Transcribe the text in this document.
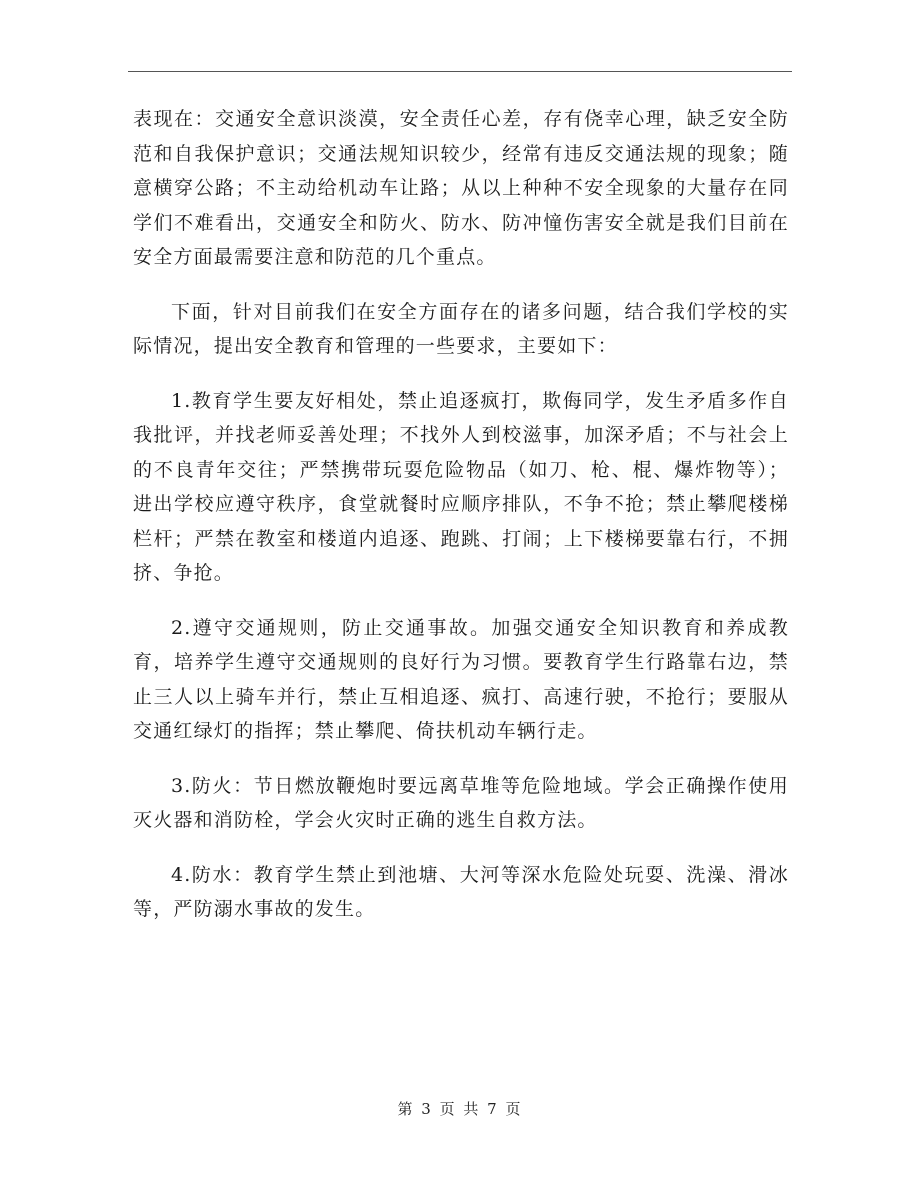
表现在：交通安全意识淡漠，安全责任心差，存有侥幸心理，缺乏安全防范和自我保护意识；交通法规知识较少，经常有违反交通法规的现象；随意横穿公路；不主动给机动车让路；从以上种种不安全现象的大量存在同学们不难看出，交通安全和防火、防水、防冲憧伤害安全就是我们目前在安全方面最需要注意和防范的几个重点。

下面，针对目前我们在安全方面存在的诸多问题，结合我们学校的实际情况，提出安全教育和管理的一些要求，主要如下：

1.教育学生要友好相处，禁止追逐疯打，欺侮同学，发生矛盾多作自我批评，并找老师妥善处理；不找外人到校滋事，加深矛盾；不与社会上的不良青年交往；严禁携带玩耍危险物品（如刀、枪、棍、爆炸物等）；进出学校应遵守秩序，食堂就餐时应顺序排队，不争不抢；禁止攀爬楼梯栏杆；严禁在教室和楼道内追逐、跑跳、打闹；上下楼梯要靠右行，不拥挤、争抢。

2.遵守交通规则，防止交通事故。加强交通安全知识教育和养成教育，培养学生遵守交通规则的良好行为习惯。要教育学生行路靠右边，禁止三人以上骑车并行，禁止互相追逐、疯打、高速行驶，不抢行；要服从交通红绿灯的指挥；禁止攀爬、倚扶机动车辆行走。

3.防火：节日燃放鞭炮时要远离草堆等危险地域。学会正确操作使用灭火器和消防栓，学会火灾时正确的逃生自救方法。

4.防水：教育学生禁止到池塘、大河等深水危险处玩耍、洗澡、滑冰等，严防溺水事故的发生。

第 3 页 共 7 页
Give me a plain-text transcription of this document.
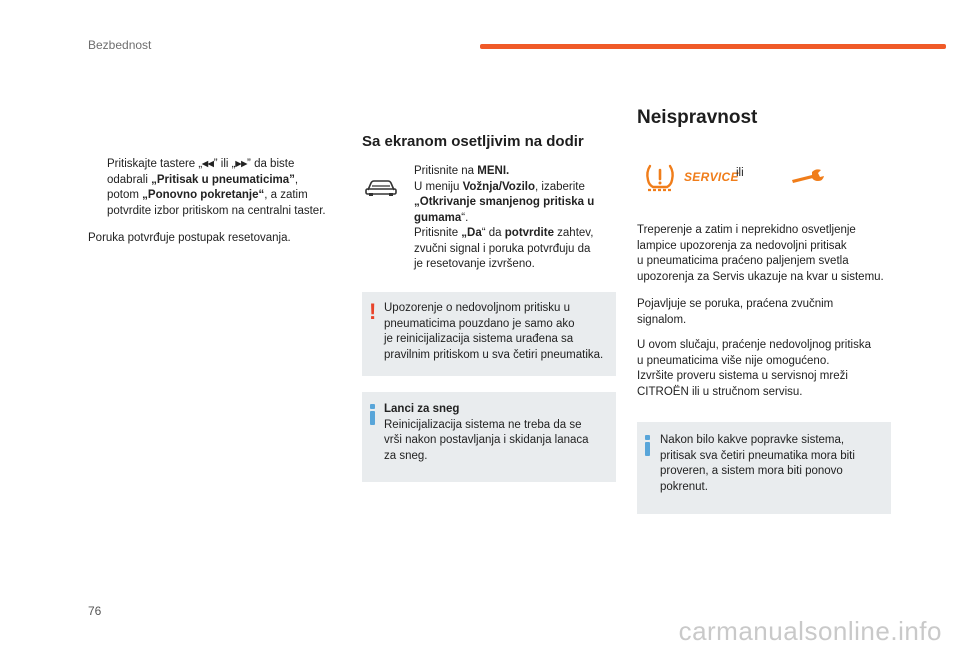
Bezbednost
Pritiskajte tastere „◂◂” ili „▸▸” da biste
odabrali „Pritisak u pneumaticima”,
potom „Ponovno pokretanje“, a zatim
potvrdite izbor pritiskom na centralni taster.
Poruka potvrđuje postupak resetovanja.
Sa ekranom osetljivim na dodir
Pritisnite na MENI.
U meniju Vožnja/Vozilo, izaberite
„Otkrivanje smanjenog pritiska u
gumama“.
Pritisnite „Da“ da potvrdite zahtev,
zvučni signal i poruka potvrđuju da
je resetovanje izvršeno.
! Upozorenje o nedovoljnom pritisku u
pneumaticima pouzdano je samo ako
je reinicijalizacija sistema urađena sa
pravilnim pritiskom u sva četiri pneumatika.
Lanci za sneg
Reinicijalizacija sistema ne treba da se
vrši nakon postavljanja i skidanja lanaca
za sneg.
Neispravnost
SERVICE
ili
Treperenje a zatim i neprekidno osvetljenje
lampice upozorenja za nedovoljni pritisak
u pneumaticima praćeno paljenjem svetla
upozorenja za Servis ukazuje na kvar u sistemu.
Pojavljuje se poruka, praćena zvučnim
signalom.
U ovom slučaju, praćenje nedovoljnog pritiska
u pneumaticima više nije omogućeno.
Izvršite proveru sistema u servisnoj mreži
CITROËN ili u stručnom servisu.
Nakon bilo kakve popravke sistema,
pritisak sva četiri pneumatika mora biti
proveren, a sistem mora biti ponovo
pokrenut.
76
carmanualsonline.info
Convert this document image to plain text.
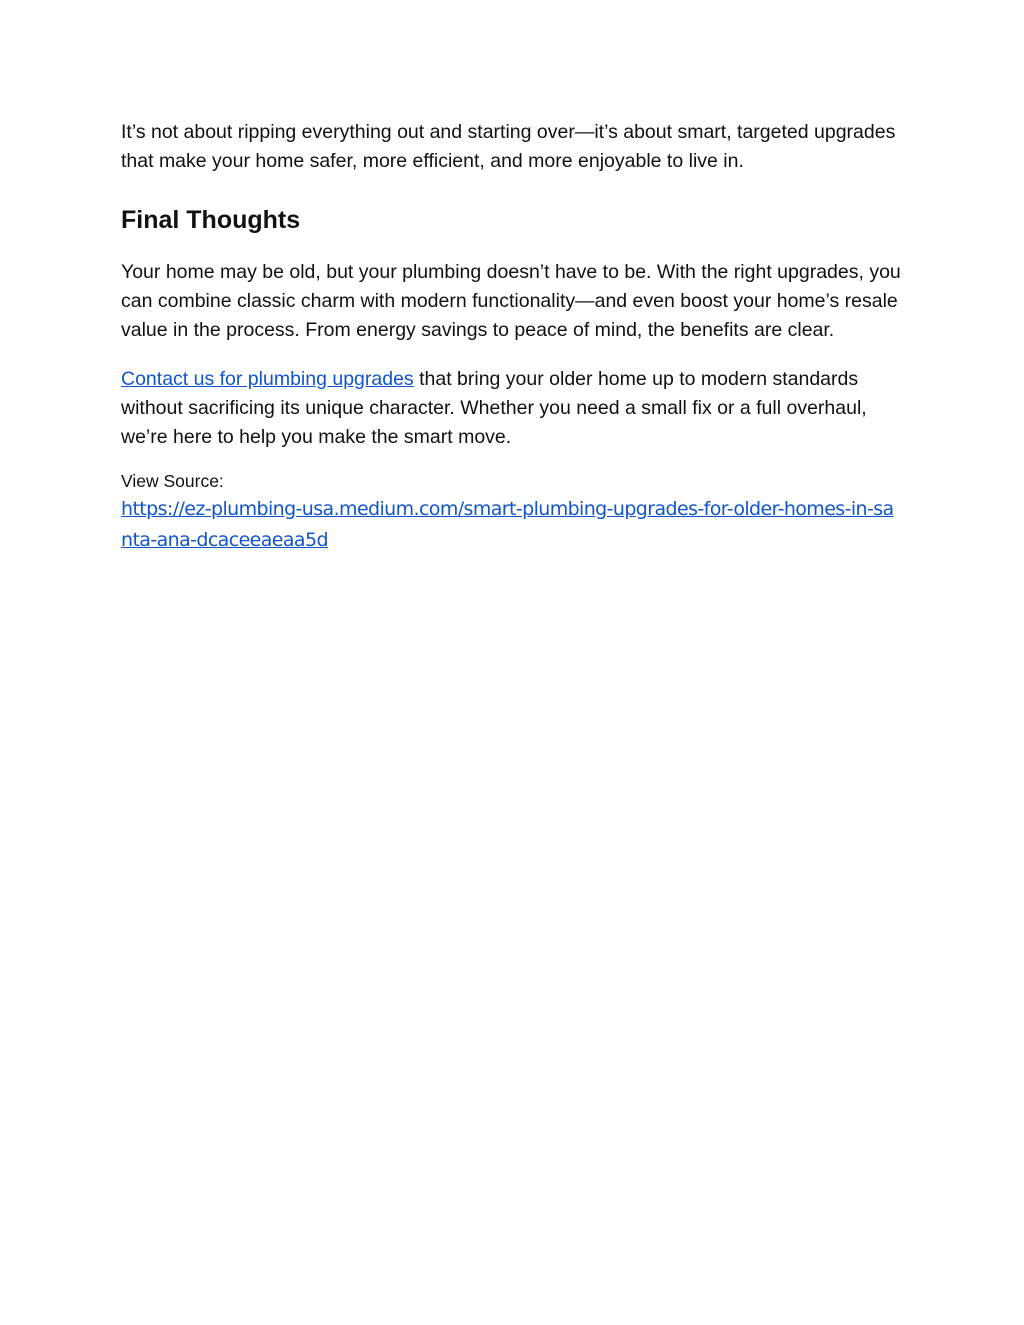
It’s not about ripping everything out and starting over—it’s about smart, targeted upgrades that make your home safer, more efficient, and more enjoyable to live in.

Final Thoughts

Your home may be old, but your plumbing doesn’t have to be. With the right upgrades, you can combine classic charm with modern functionality—and even boost your home’s resale value in the process. From energy savings to peace of mind, the benefits are clear.

Contact us for plumbing upgrades that bring your older home up to modern standards without sacrificing its unique character. Whether you need a small fix or a full overhaul, we’re here to help you make the smart move.

View Source:

https://ez-plumbing-usa.medium.com/smart-plumbing-upgrades-for-older-homes-in-santa-ana-dcaceeaeaa5d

━━━━

WHAT THE TASK REQUIRES: Take the line containing "Convert this document image to plain text." and all lines after it to the end of the data above, and reproduce them exactly, leaving out pictures. Nothing else belongs in the copy.

ANSWER TO THE PROBLEM:
Convert this document image to plain text.
It’s not about ripping everything out and starting over—it’s about smart, targeted upgrades that make your home safer, more efficient, and more enjoyable to live in.

Final Thoughts

Your home may be old, but your plumbing doesn’t have to be. With the right upgrades, you can combine classic charm with modern functionality—and even boost your home’s resale value in the process. From energy savings to peace of mind, the benefits are clear.

Contact us for plumbing upgrades that bring your older home up to modern standards without sacrificing its unique character. Whether you need a small fix or a full overhaul, we’re here to help you make the smart move.

View Source:

https://ez-plumbing-usa.medium.com/smart-plumbing-upgrades-for-older-homes-in-santa-ana-dcaceeaeaa5d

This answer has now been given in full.